#### THE TASK:
Reproduce all entries word for word.

#### INFORMATION SUPPLIED:

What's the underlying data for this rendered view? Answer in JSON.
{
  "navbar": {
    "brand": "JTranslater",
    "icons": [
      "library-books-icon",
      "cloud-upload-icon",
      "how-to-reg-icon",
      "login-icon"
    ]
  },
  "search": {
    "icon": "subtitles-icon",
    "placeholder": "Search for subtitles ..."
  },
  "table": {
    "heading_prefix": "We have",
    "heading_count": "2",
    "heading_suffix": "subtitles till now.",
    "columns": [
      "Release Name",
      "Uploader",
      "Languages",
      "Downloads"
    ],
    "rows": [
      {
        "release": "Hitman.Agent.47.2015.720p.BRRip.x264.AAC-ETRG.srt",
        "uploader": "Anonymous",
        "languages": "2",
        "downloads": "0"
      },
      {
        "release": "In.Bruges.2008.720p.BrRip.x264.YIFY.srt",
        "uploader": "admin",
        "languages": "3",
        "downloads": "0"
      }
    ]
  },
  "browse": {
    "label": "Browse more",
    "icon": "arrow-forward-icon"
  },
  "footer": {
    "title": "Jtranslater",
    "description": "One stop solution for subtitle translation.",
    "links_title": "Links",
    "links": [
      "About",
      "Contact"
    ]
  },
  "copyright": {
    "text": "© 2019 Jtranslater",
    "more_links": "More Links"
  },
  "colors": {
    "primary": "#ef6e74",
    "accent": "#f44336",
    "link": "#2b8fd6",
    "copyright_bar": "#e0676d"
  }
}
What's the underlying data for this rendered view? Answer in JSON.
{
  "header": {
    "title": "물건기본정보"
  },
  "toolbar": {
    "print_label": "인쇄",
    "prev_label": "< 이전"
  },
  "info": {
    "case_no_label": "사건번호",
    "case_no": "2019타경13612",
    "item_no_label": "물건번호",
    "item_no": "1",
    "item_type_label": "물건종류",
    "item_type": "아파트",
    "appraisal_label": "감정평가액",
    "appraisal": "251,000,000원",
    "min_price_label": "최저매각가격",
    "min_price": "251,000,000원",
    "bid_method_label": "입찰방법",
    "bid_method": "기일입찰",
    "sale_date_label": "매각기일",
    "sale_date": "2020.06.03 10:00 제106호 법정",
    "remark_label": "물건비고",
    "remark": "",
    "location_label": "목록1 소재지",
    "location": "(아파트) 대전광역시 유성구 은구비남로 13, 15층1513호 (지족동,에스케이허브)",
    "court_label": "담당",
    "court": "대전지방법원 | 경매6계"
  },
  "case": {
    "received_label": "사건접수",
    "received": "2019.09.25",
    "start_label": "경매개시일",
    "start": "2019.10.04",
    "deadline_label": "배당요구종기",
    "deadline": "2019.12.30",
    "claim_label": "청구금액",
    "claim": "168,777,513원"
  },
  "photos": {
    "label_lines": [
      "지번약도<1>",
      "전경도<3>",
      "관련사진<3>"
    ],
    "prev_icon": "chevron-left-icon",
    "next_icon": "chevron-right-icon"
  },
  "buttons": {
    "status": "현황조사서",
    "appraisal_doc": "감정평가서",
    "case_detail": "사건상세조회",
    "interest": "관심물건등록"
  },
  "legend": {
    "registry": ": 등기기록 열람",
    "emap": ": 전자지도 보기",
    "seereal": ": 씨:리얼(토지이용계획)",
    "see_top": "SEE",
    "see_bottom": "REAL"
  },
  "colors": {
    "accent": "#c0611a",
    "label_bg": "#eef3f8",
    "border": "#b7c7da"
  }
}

#### FULL OUTPUT:
What's the underlying data for this rendered view? Answer in JSON.
{
  "navbar": {
    "brand": "JTranslater",
    "icons": [
      "library-books-icon",
      "cloud-upload-icon",
      "how-to-reg-icon",
      "login-icon"
    ]
  },
  "search": {
    "icon": "subtitles-icon",
    "placeholder": "Search for subtitles ..."
  },
  "table": {
    "heading_prefix": "We have",
    "heading_count": "2",
    "heading_suffix": "subtitles till now.",
    "columns": [
      "Release Name",
      "Uploader",
      "Languages",
      "Downloads"
    ],
    "rows": [
      {
        "release": "Hitman.Agent.47.2015.720p.BRRip.x264.AAC-ETRG.srt",
        "uploader": "Anonymous",
        "languages": "2",
        "downloads": "0"
      },
      {
        "release": "In.Bruges.2008.720p.BrRip.x264.YIFY.srt",
        "uploader": "admin",
        "languages": "3",
        "downloads": "0"
      }
    ]
  },
  "browse": {
    "label": "Browse more",
    "icon": "arrow-forward-icon"
  },
  "footer": {
    "title": "Jtranslater",
    "description": "One stop solution for subtitle translation.",
    "links_title": "Links",
    "links": [
      "About",
      "Contact"
    ]
  },
  "copyright": {
    "text": "© 2019 Jtranslater",
    "more_links": "More Links"
  },
  "colors": {
    "primary": "#ef6e74",
    "accent": "#f44336",
    "link": "#2b8fd6",
    "copyright_bar": "#e0676d"
  }
}
What's the underlying data for this rendered view? Answer in JSON.
{
  "header": {
    "title": "물건기본정보"
  },
  "toolbar": {
    "print_label": "인쇄",
    "prev_label": "< 이전"
  },
  "info": {
    "case_no_label": "사건번호",
    "case_no": "2019타경13612",
    "item_no_label": "물건번호",
    "item_no": "1",
    "item_type_label": "물건종류",
    "item_type": "아파트",
    "appraisal_label": "감정평가액",
    "appraisal": "251,000,000원",
    "min_price_label": "최저매각가격",
    "min_price": "251,000,000원",
    "bid_method_label": "입찰방법",
    "bid_method": "기일입찰",
    "sale_date_label": "매각기일",
    "sale_date": "2020.06.03 10:00 제106호 법정",
    "remark_label": "물건비고",
    "remark": "",
    "location_label": "목록1 소재지",
    "location": "(아파트) 대전광역시 유성구 은구비남로 13, 15층1513호 (지족동,에스케이허브)",
    "court_label": "담당",
    "court": "대전지방법원 | 경매6계"
  },
  "case": {
    "received_label": "사건접수",
    "received": "2019.09.25",
    "start_label": "경매개시일",
    "start": "2019.10.04",
    "deadline_label": "배당요구종기",
    "deadline": "2019.12.30",
    "claim_label": "청구금액",
    "claim": "168,777,513원"
  },
  "photos": {
    "label_lines": [
      "지번약도<1>",
      "전경도<3>",
      "관련사진<3>"
    ],
    "prev_icon": "chevron-left-icon",
    "next_icon": "chevron-right-icon"
  },
  "buttons": {
    "status": "현황조사서",
    "appraisal_doc": "감정평가서",
    "case_detail": "사건상세조회",
    "interest": "관심물건등록"
  },
  "legend": {
    "registry": ": 등기기록 열람",
    "emap": ": 전자지도 보기",
    "seereal": ": 씨:리얼(토지이용계획)",
    "see_top": "SEE",
    "see_bottom": "REAL"
  },
  "colors": {
    "accent": "#c0611a",
    "label_bg": "#eef3f8",
    "border": "#b7c7da"
  }
}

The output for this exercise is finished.